#### [DATA SHOWN]
******************************

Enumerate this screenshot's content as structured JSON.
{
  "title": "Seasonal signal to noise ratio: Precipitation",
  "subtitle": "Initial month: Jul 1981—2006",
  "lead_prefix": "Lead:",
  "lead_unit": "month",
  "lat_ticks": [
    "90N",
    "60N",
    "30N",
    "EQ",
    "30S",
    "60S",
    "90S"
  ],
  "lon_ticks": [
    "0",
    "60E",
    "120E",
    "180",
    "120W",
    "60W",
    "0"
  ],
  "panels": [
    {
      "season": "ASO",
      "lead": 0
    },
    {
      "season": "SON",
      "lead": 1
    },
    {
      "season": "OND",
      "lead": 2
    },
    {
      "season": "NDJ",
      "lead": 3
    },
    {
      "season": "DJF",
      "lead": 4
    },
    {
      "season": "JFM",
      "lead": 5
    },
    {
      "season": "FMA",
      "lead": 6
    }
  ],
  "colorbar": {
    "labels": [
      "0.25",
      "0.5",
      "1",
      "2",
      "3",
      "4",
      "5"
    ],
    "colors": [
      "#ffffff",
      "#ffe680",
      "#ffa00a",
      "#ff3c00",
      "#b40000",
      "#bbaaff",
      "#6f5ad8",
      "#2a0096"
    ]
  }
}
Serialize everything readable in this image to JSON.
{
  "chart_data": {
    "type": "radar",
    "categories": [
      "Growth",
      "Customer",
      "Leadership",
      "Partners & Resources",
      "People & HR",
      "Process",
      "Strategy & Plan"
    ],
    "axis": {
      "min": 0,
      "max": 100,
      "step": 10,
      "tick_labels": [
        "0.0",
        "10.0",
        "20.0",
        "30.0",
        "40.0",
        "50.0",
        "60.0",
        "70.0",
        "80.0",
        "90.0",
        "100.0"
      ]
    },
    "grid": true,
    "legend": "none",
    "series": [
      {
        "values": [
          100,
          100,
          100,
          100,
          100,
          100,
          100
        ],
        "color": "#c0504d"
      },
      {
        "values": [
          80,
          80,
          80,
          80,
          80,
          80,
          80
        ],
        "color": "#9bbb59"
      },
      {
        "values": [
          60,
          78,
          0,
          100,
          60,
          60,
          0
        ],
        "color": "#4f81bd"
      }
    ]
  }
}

******************************

#### [GIVEN PROBLEM]
Quote the material exactly, leaving nothing out.

#### [REPLY]
Enumerate this screenshot's content as structured JSON.
{
  "title": "Seasonal signal to noise ratio: Precipitation",
  "subtitle": "Initial month: Jul 1981—2006",
  "lead_prefix": "Lead:",
  "lead_unit": "month",
  "lat_ticks": [
    "90N",
    "60N",
    "30N",
    "EQ",
    "30S",
    "60S",
    "90S"
  ],
  "lon_ticks": [
    "0",
    "60E",
    "120E",
    "180",
    "120W",
    "60W",
    "0"
  ],
  "panels": [
    {
      "season": "ASO",
      "lead": 0
    },
    {
      "season": "SON",
      "lead": 1
    },
    {
      "season": "OND",
      "lead": 2
    },
    {
      "season": "NDJ",
      "lead": 3
    },
    {
      "season": "DJF",
      "lead": 4
    },
    {
      "season": "JFM",
      "lead": 5
    },
    {
      "season": "FMA",
      "lead": 6
    }
  ],
  "colorbar": {
    "labels": [
      "0.25",
      "0.5",
      "1",
      "2",
      "3",
      "4",
      "5"
    ],
    "colors": [
      "#ffffff",
      "#ffe680",
      "#ffa00a",
      "#ff3c00",
      "#b40000",
      "#bbaaff",
      "#6f5ad8",
      "#2a0096"
    ]
  }
}
Serialize everything readable in this image to JSON.
{
  "chart_data": {
    "type": "radar",
    "categories": [
      "Growth",
      "Customer",
      "Leadership",
      "Partners & Resources",
      "People & HR",
      "Process",
      "Strategy & Plan"
    ],
    "axis": {
      "min": 0,
      "max": 100,
      "step": 10,
      "tick_labels": [
        "0.0",
        "10.0",
        "20.0",
        "30.0",
        "40.0",
        "50.0",
        "60.0",
        "70.0",
        "80.0",
        "90.0",
        "100.0"
      ]
    },
    "grid": true,
    "legend": "none",
    "series": [
      {
        "values": [
          100,
          100,
          100,
          100,
          100,
          100,
          100
        ],
        "color": "#c0504d"
      },
      {
        "values": [
          80,
          80,
          80,
          80,
          80,
          80,
          80
        ],
        "color": "#9bbb59"
      },
      {
        "values": [
          60,
          78,
          0,
          100,
          60,
          60,
          0
        ],
        "color": "#4f81bd"
      }
    ]
  }
}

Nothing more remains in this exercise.